Records excerpted from a collection

━━━

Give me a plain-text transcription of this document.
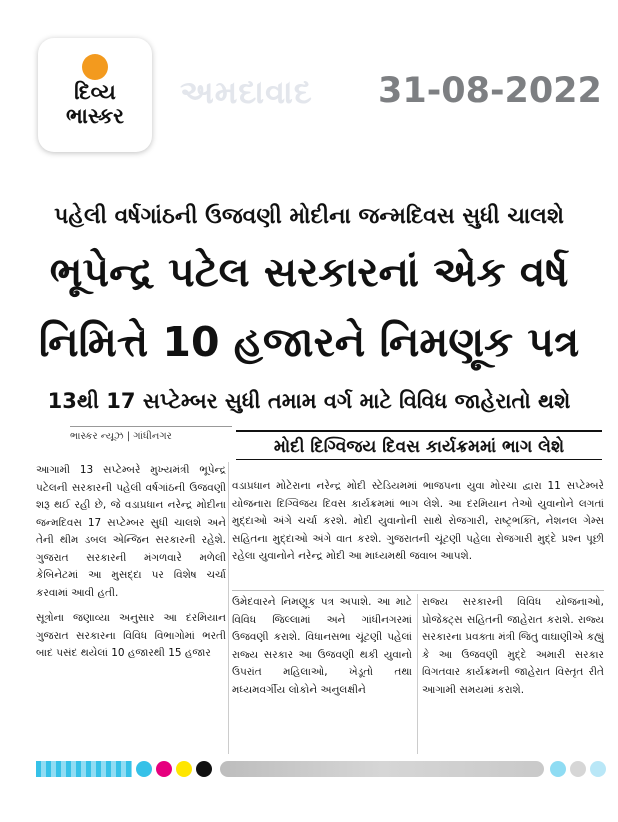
દિવ્ય
ભાસ્કર
અમદાવાદ 31-08-2022
પહેલી વર્ષગાંઠની ઉજવણી મોદીના જન્મદિવસ સુધી ચાલશે
ભૂપેન્દ્ર પટેલ સરકારનાં એક વર્ષ
નિમિત્તે 10 હજારને નિમણૂક પત્ર
13થી 17 સપ્ટેમ્બર સુધી તમામ વર્ગ માટે વિવિધ જાહેરાતો થશે
ભાસ્કર ન્યૂઝ | ગાંધીનગર
મોદી દિગ્વિજય દિવસ કાર્યક્રમમાં ભાગ લેશે

આગામી 13 સપ્ટેમ્બરે મુખ્યમંત્રી ભૂપેન્દ્ર પટેલની સરકારની પહેલી વર્ષગાંઠની ઉજવણી શરૂ થઈ રહી છે, જે વડાપ્રધાન નરેન્દ્ર મોદીના જન્મદિવસ 17 સપ્ટેમ્બર સુધી ચાલશે અને તેની થીમ ડબલ એન્જિન સરકારની રહેશે. ગુજરાત સરકારની મંગળવારે મળેલી કેબિનેટમાં આ મુસદ્દા પર વિશેષ ચર્ચા કરવામાં આવી હતી.

સૂત્રોના જણાવ્યા અનુસાર આ દરમિયાન ગુજરાત સરકારના વિવિધ વિભાગોમાં ભરતી બાદ પસંદ થયેલાં 10 હજારથી 15 હજાર

વડાપ્રધાન મોટેરાના નરેન્દ્ર મોદી સ્ટેડિયમમાં ભાજપના યુવા મોરચા દ્વારા 11 સપ્ટેમ્બરે યોજનારા દિગ્વિજય દિવસ કાર્યક્રમમાં ભાગ લેશે. આ દરમિયાન તેઓ યુવાનોને લગતાં મુદ્દાઓ અંગે ચર્ચા કરશે. મોદી યુવાનોની સાથે રોજગારી, રાષ્ટ્રભક્તિ, નેશનલ ગેમ્સ સહિતના મુદ્દાઓ અંગે વાત કરશે. ગુજરાતની ચૂંટણી પહેલા રોજગારી મુદ્દે પ્રશ્ન પૂછી રહેલા યુવાનોને નરેન્દ્ર મોદી આ માધ્યમથી જવાબ આપશે.
ઉમેદવારને નિમણૂક પત્ર અપાશે. આ માટે વિવિધ જિલ્લામાં અને ગાંધીનગરમાં ઉજવણી કરાશે. વિધાનસભા ચૂંટણી પહેલાં રાજ્ય સરકાર આ ઉજવણી થકી યુવાનો ઉપરાંત મહિલાઓ, ખેડૂતો તથા મધ્યમવર્ગીય લોકોને અનુલક્ષીને
રાજ્ય સરકારની વિવિધ યોજનાઓ, પ્રોજેક્ટ્સ સહિતની જાહેરાત કરાશે. રાજ્ય સરકારના પ્રવક્તા મંત્રી જિતુ વાઘાણીએ કહ્યું કે આ ઉજવણી મુદ્દે અમારી સરકાર વિગતવાર કાર્યક્રમની જાહેરાત વિસ્તૃત રીતે આગામી સમયમાં કરાશે.
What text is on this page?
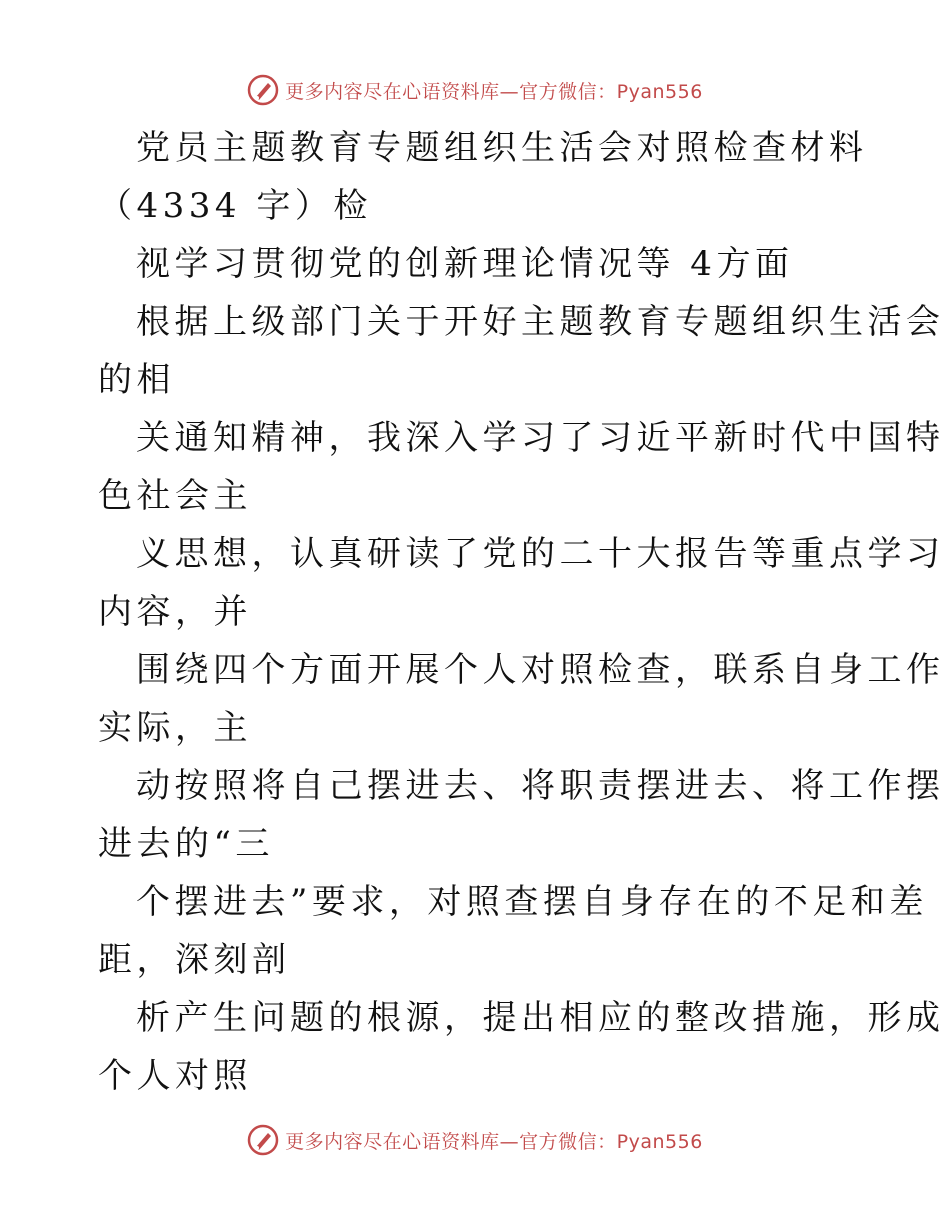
更多内容尽在心语资料库—官方微信：Pyan556
党员主题教育专题组织生活会对照检查材料
（4334 字）检
视学习贯彻党的创新理论情况等 4方面
根据上级部门关于开好主题教育专题组织生活会
的相
关通知精神，我深入学习了习近平新时代中国特
色社会主
义思想，认真研读了党的二十大报告等重点学习
内容，并
围绕四个方面开展个人对照检查，联系自身工作
实际，主
动按照将自己摆进去、将职责摆进去、将工作摆
进去的“三
个摆进去”要求，对照查摆自身存在的不足和差
距，深刻剖
析产生问题的根源，提出相应的整改措施，形成
个人对照
更多内容尽在心语资料库—官方微信：Pyan556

━━━

--- Your objective ---
Make an exact copy of the listing above. Do not include the pictures.

--- Solution to this task ---
Give me a plain-text transcription of this document.
દિવ્ય
ભાસ્કર
અમદાવાદ 31-08-2022
પહેલી વર્ષગાંઠની ઉજવણી મોદીના જન્મદિવસ સુધી ચાલશે
ભૂપેન્દ્ર પટેલ સરકારનાં એક વર્ષ
નિમિત્તે 10 હજારને નિમણૂક પત્ર
13થી 17 સપ્ટેમ્બર સુધી તમામ વર્ગ માટે વિવિધ જાહેરાતો થશે
ભાસ્કર ન્યૂઝ | ગાંધીનગર
મોદી દિગ્વિજય દિવસ કાર્યક્રમમાં ભાગ લેશે

આગામી 13 સપ્ટેમ્બરે મુખ્યમંત્રી ભૂપેન્દ્ર પટેલની સરકારની પહેલી વર્ષગાંઠની ઉજવણી શરૂ થઈ રહી છે, જે વડાપ્રધાન નરેન્દ્ર મોદીના જન્મદિવસ 17 સપ્ટેમ્બર સુધી ચાલશે અને તેની થીમ ડબલ એન્જિન સરકારની રહેશે. ગુજરાત સરકારની મંગળવારે મળેલી કેબિનેટમાં આ મુસદ્દા પર વિશેષ ચર્ચા કરવામાં આવી હતી.

સૂત્રોના જણાવ્યા અનુસાર આ દરમિયાન ગુજરાત સરકારના વિવિધ વિભાગોમાં ભરતી બાદ પસંદ થયેલાં 10 હજારથી 15 હજાર

વડાપ્રધાન મોટેરાના નરેન્દ્ર મોદી સ્ટેડિયમમાં ભાજપના યુવા મોરચા દ્વારા 11 સપ્ટેમ્બરે યોજનારા દિગ્વિજય દિવસ કાર્યક્રમમાં ભાગ લેશે. આ દરમિયાન તેઓ યુવાનોને લગતાં મુદ્દાઓ અંગે ચર્ચા કરશે. મોદી યુવાનોની સાથે રોજગારી, રાષ્ટ્રભક્તિ, નેશનલ ગેમ્સ સહિતના મુદ્દાઓ અંગે વાત કરશે. ગુજરાતની ચૂંટણી પહેલા રોજગારી મુદ્દે પ્રશ્ન પૂછી રહેલા યુવાનોને નરેન્દ્ર મોદી આ માધ્યમથી જવાબ આપશે.
ઉમેદવારને નિમણૂક પત્ર અપાશે. આ માટે વિવિધ જિલ્લામાં અને ગાંધીનગરમાં ઉજવણી કરાશે. વિધાનસભા ચૂંટણી પહેલાં રાજ્ય સરકાર આ ઉજવણી થકી યુવાનો ઉપરાંત મહિલાઓ, ખેડૂતો તથા મધ્યમવર્ગીય લોકોને અનુલક્ષીને
રાજ્ય સરકારની વિવિધ યોજનાઓ, પ્રોજેક્ટ્સ સહિતની જાહેરાત કરાશે. રાજ્ય સરકારના પ્રવક્તા મંત્રી જિતુ વાઘાણીએ કહ્યું કે આ ઉજવણી મુદ્દે અમારી સરકાર વિગતવાર કાર્યક્રમની જાહેરાત વિસ્તૃત રીતે આગામી સમયમાં કરાશે.
What text is on this page?
更多内容尽在心语资料库—官方微信：Pyan556
党员主题教育专题组织生活会对照检查材料
（4334 字）检
视学习贯彻党的创新理论情况等 4方面
根据上级部门关于开好主题教育专题组织生活会
的相
关通知精神，我深入学习了习近平新时代中国特
色社会主
义思想，认真研读了党的二十大报告等重点学习
内容，并
围绕四个方面开展个人对照检查，联系自身工作
实际，主
动按照将自己摆进去、将职责摆进去、将工作摆
进去的“三
个摆进去”要求，对照查摆自身存在的不足和差
距，深刻剖
析产生问题的根源，提出相应的整改措施，形成
个人对照
更多内容尽在心语资料库—官方微信：Pyan556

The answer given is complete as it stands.